***** Dataset content *****

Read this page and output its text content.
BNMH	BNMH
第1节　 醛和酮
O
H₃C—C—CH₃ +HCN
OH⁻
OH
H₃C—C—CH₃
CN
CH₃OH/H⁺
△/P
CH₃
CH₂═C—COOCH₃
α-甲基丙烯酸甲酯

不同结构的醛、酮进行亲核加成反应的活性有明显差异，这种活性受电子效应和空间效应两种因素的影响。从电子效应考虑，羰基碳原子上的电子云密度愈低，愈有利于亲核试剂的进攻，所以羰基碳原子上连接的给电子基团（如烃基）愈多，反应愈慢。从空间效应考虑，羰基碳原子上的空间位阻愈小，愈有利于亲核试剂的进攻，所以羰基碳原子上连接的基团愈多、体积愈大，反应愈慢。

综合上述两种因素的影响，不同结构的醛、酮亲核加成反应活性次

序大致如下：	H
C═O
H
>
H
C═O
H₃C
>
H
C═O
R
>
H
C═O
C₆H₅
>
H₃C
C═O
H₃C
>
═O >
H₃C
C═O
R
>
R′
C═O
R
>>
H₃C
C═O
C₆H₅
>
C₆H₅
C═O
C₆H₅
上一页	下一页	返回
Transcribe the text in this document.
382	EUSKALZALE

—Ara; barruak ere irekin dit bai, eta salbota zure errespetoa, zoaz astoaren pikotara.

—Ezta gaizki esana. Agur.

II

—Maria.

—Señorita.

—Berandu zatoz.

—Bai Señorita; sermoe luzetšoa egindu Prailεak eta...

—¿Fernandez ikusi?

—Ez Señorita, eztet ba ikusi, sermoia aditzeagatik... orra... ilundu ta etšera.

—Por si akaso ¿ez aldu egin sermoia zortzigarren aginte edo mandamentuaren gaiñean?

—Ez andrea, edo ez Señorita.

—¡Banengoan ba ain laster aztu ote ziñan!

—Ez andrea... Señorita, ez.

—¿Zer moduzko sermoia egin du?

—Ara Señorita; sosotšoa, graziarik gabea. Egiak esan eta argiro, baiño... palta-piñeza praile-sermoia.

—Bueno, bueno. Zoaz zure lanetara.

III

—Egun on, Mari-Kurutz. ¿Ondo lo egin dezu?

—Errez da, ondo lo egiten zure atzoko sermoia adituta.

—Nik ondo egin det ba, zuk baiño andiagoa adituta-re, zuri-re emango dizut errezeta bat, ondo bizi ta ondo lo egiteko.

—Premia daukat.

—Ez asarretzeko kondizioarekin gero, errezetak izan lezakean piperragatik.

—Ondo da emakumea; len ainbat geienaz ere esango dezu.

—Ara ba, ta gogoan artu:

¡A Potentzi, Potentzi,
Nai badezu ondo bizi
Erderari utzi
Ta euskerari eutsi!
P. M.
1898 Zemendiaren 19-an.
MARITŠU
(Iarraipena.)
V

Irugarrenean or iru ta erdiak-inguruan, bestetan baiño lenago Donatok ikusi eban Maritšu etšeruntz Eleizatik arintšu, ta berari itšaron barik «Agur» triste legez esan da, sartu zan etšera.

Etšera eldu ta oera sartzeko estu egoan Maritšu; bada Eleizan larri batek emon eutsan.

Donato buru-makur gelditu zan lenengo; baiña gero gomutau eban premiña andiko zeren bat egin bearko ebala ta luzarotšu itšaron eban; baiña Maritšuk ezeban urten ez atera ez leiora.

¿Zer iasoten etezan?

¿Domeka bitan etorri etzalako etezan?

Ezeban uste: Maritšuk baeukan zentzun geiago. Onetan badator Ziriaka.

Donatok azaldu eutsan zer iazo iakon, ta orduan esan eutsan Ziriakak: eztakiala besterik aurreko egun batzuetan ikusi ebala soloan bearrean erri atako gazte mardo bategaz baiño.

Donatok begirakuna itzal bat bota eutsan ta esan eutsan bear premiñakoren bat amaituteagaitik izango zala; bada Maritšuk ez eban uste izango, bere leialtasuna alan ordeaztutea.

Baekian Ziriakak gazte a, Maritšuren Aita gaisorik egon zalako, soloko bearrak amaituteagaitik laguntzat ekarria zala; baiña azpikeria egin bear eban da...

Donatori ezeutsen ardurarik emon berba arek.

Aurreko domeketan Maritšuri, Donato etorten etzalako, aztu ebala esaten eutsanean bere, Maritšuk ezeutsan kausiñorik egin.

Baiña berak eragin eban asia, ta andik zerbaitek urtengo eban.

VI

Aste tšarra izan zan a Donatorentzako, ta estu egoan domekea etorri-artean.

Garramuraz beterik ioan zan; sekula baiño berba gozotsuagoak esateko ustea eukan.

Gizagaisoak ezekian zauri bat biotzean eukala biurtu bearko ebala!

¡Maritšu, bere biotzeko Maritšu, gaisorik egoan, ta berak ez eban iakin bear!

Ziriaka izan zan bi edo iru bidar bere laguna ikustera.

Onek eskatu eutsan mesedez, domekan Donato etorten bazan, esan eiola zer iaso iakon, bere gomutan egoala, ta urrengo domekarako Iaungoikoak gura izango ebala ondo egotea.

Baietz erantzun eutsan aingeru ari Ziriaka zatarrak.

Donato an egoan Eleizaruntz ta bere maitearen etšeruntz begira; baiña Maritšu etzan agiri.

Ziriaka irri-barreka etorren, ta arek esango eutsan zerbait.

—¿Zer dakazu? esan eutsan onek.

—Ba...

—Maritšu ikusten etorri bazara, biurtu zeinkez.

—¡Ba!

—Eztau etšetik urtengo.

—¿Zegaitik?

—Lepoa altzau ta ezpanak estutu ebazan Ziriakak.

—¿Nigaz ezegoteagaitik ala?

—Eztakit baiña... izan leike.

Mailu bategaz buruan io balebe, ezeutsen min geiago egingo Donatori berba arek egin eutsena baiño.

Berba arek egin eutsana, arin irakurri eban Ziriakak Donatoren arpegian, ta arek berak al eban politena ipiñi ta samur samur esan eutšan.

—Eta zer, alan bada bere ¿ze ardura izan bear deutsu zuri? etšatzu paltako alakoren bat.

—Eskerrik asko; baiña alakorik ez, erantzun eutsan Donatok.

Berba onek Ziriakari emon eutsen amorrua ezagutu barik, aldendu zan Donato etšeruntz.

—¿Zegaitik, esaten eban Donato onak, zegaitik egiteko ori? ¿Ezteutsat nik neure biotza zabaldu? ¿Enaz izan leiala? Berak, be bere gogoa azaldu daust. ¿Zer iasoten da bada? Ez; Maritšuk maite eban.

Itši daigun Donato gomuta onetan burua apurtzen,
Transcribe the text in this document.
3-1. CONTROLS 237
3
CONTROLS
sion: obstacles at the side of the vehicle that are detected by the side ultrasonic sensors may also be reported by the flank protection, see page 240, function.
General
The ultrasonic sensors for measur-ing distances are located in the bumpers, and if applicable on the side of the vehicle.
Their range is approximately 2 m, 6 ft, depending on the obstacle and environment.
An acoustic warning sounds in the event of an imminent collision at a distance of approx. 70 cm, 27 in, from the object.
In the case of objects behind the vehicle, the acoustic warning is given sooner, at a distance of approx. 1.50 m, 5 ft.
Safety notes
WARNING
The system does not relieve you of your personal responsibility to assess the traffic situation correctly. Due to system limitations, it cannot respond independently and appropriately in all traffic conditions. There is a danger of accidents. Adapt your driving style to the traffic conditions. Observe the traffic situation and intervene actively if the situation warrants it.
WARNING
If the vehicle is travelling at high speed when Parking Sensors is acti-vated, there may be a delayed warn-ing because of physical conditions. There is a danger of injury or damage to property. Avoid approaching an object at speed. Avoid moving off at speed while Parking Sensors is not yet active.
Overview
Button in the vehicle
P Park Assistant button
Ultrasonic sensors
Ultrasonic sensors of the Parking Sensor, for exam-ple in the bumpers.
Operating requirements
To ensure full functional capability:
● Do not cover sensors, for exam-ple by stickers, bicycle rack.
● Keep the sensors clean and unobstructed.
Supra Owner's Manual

*****

◆ Task details:
In the records above, find each line with the word "iakon" and copy it.

◆ Solution to the exercise:
Donatok azaldu eutsan zer iazo iakon, ta orduan esan eutsan Ziriakak: eztakiala besterik aurreko egun batzuetan ikusi ebala soloan bearrean erri atako gazte mardo bategaz baiño.
Onek eskatu eutsan mesedez, domekan Donato etorten bazan, esan eiola zer iaso iakon, bere gomutan egoala, ta urrengo domekarako Iaungoikoak gura izango ebala ondo egotea.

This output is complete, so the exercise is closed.